OBJECTIVE: For this exercise, copy out each line of the material below that includes "мислим".

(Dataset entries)
>>>>>
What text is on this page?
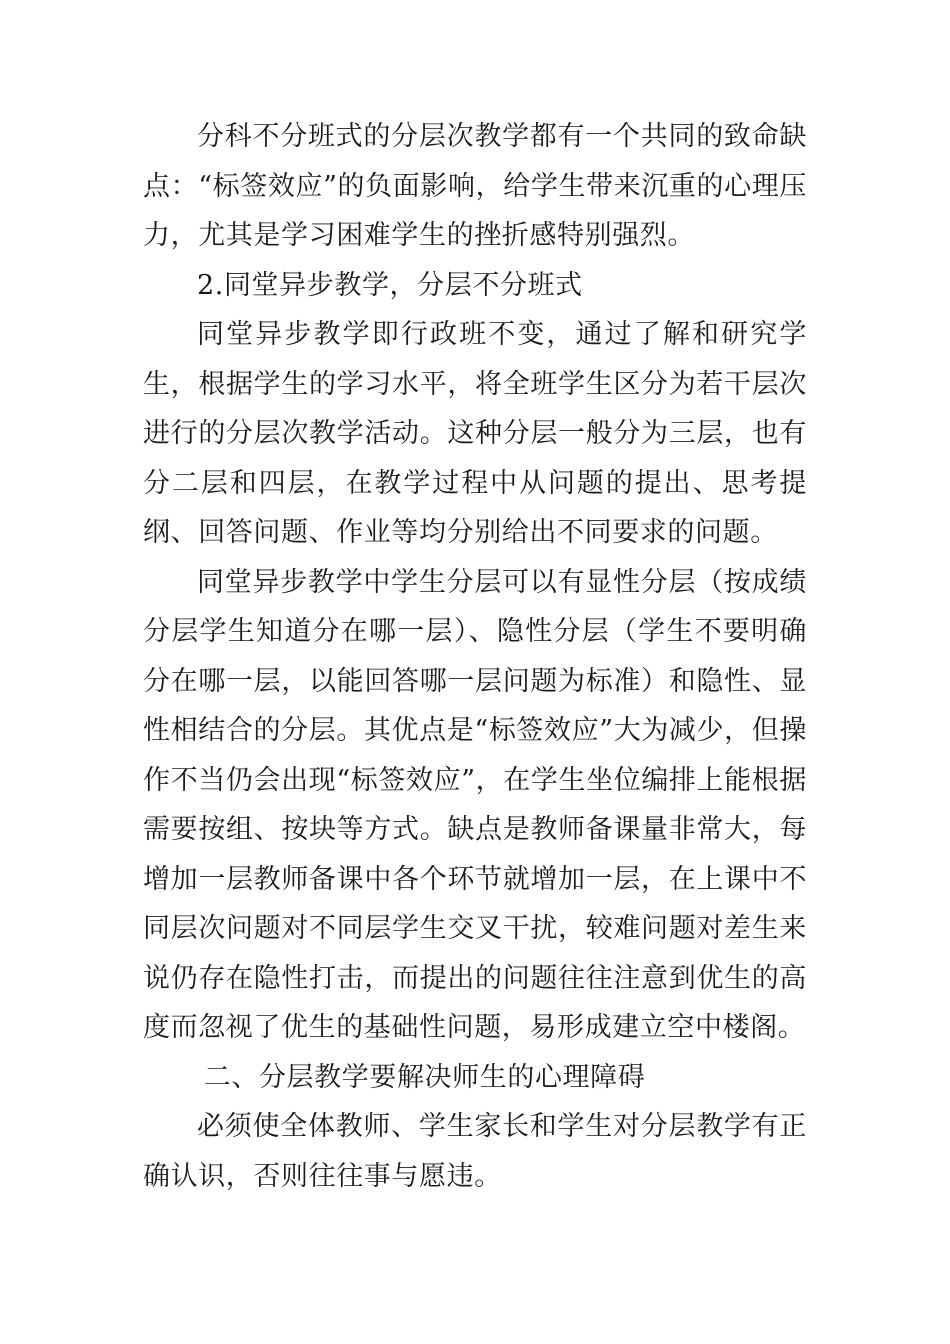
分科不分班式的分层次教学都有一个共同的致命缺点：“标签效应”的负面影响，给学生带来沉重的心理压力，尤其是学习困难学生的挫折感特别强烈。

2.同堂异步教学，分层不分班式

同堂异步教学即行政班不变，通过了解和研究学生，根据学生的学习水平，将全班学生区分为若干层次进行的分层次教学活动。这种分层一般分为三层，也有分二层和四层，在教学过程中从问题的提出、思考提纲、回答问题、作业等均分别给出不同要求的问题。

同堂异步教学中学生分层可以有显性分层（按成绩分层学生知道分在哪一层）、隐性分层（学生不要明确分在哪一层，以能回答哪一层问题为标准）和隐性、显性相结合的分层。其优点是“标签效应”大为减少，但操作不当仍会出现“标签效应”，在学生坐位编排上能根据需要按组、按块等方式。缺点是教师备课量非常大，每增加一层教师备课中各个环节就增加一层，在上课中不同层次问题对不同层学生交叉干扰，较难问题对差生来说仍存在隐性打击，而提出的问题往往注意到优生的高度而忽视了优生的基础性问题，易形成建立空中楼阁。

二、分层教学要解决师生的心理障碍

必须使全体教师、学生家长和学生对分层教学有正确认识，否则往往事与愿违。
<<<<<
>>>>>
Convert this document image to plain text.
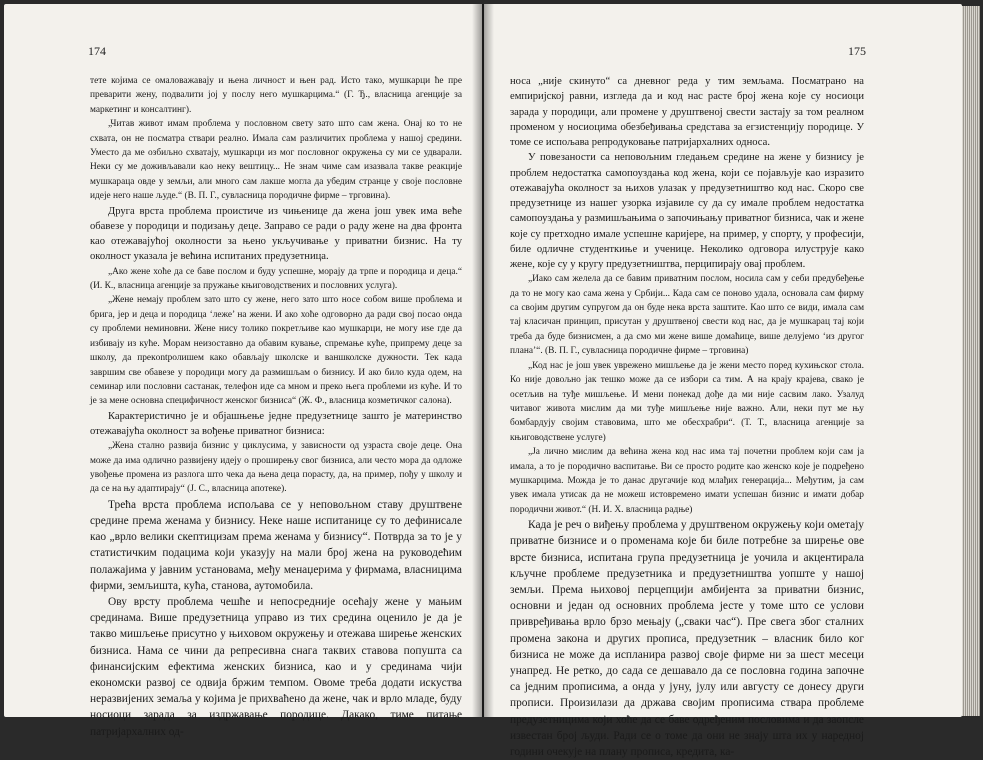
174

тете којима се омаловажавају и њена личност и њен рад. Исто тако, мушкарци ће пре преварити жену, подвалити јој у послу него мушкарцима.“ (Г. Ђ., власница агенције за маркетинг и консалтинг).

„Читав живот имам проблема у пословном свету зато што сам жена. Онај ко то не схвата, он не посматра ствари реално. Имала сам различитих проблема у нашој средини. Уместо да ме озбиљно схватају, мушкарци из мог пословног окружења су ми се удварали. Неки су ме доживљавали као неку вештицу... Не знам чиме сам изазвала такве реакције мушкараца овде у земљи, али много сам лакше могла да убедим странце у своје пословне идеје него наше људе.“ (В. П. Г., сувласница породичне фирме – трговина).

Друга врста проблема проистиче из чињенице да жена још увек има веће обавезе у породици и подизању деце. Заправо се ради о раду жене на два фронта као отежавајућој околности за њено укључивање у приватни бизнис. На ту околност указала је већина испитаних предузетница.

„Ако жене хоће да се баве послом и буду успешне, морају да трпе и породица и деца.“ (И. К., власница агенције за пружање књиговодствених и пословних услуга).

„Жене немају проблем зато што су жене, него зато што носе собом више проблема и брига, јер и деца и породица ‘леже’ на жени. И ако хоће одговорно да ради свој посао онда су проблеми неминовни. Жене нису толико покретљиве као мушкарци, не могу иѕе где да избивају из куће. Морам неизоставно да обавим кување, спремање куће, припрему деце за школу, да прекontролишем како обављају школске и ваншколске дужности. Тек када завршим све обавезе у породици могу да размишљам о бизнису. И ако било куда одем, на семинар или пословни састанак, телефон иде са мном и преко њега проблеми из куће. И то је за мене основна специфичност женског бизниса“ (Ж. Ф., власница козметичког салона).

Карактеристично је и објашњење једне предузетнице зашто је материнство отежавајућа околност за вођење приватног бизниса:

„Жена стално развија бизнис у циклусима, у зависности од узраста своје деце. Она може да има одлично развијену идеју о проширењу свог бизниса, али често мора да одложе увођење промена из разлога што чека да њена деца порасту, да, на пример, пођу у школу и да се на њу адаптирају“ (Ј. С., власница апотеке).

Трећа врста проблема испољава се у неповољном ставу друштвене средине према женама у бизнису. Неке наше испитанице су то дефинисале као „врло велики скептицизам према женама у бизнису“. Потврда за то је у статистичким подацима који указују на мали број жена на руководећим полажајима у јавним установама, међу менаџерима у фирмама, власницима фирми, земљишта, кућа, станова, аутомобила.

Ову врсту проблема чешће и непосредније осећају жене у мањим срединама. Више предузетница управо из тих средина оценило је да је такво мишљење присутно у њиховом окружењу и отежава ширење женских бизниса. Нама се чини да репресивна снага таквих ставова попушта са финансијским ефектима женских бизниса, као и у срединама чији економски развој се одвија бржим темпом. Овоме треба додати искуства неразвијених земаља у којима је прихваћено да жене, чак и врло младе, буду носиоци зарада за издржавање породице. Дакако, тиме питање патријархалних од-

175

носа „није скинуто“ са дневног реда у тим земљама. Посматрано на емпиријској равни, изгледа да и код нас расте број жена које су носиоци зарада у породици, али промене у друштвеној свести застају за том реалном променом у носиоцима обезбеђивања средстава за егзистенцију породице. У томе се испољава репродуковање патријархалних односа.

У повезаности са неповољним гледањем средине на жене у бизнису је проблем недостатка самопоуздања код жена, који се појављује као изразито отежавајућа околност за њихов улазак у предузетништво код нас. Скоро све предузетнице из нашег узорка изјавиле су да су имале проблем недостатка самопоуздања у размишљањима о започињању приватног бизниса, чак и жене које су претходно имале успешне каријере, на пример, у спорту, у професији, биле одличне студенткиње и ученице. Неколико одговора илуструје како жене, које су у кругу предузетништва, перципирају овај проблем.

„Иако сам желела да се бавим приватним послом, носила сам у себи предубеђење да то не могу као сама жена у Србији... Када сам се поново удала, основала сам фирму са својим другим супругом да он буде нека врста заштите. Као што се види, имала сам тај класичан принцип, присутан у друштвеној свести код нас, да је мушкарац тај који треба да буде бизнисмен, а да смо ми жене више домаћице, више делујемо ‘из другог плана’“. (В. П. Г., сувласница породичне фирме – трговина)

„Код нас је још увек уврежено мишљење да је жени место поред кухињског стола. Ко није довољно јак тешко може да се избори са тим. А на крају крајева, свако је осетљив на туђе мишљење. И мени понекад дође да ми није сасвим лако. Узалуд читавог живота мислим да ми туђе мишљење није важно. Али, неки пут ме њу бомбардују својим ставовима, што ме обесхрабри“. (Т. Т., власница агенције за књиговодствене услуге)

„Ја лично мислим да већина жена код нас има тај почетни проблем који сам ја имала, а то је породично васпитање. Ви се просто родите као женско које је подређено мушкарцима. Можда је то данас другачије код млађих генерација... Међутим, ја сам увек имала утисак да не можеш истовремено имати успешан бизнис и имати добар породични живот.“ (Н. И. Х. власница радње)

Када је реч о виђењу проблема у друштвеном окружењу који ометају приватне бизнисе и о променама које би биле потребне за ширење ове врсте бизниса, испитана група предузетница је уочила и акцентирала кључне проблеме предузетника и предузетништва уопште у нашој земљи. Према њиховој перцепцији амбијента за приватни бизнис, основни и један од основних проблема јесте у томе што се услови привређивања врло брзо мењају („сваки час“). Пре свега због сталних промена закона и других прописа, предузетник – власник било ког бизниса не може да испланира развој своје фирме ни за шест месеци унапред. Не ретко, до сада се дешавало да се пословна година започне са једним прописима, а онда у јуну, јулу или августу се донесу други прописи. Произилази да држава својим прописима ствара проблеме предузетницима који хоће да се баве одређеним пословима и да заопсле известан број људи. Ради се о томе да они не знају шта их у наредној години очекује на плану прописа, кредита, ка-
<<<<<
>>>>>
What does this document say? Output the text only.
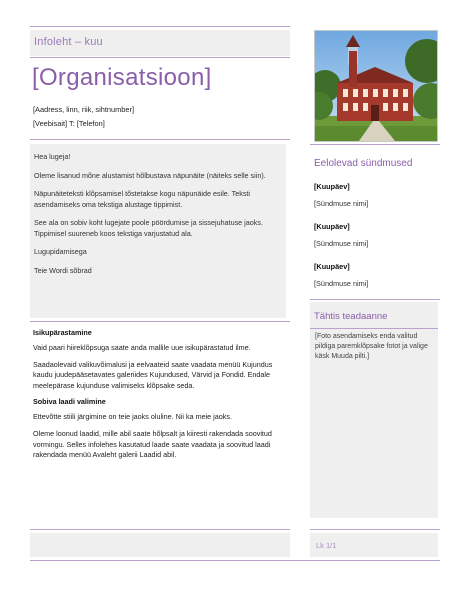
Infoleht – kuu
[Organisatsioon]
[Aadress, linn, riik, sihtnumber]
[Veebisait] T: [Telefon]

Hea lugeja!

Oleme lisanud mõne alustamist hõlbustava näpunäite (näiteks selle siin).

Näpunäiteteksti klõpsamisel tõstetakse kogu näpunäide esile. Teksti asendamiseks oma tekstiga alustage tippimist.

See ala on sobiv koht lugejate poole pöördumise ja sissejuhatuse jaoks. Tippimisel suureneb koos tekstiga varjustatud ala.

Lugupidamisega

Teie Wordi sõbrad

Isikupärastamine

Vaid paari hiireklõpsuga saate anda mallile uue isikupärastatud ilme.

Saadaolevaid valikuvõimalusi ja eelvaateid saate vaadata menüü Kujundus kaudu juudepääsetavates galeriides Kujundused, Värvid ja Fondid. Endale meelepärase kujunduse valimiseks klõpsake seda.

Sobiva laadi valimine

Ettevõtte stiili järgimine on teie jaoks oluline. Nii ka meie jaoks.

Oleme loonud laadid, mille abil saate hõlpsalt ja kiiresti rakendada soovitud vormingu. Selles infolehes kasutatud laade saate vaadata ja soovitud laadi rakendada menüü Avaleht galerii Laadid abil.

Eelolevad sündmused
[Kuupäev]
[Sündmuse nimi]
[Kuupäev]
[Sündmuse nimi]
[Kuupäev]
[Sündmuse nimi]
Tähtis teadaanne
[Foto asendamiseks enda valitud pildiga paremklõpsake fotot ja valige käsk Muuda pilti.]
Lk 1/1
<<<<<
ANSWER TO THE EXERCISE:
„Код нас је још увек уврежено мишљење да је жени место поред кухињског стола. Ко није довољно јак тешко може да се избори са тим. А на крају крајева, свако је осетљив на туђе мишљење. И мени понекад дође да ми није сасвим лако. Узалуд читавог живота мислим да ми туђе мишљење није важно. Али, неки пут ме њу бомбардују својим ставовима, што ме обесхрабри“. (Т. Т., власница агенције за књиговодствене услуге)
„Ја лично мислим да већина жена код нас има тај почетни проблем који сам ја имала, а то је породично васпитање. Ви се просто родите као женско које је подређено мушкарцима. Можда је то данас другачије код млађих генерација... Међутим, ја сам увек имала утисак да не можеш истовремено имати успешан бизнис и имати добар породични живот.“ (Н. И. Х. власница радње)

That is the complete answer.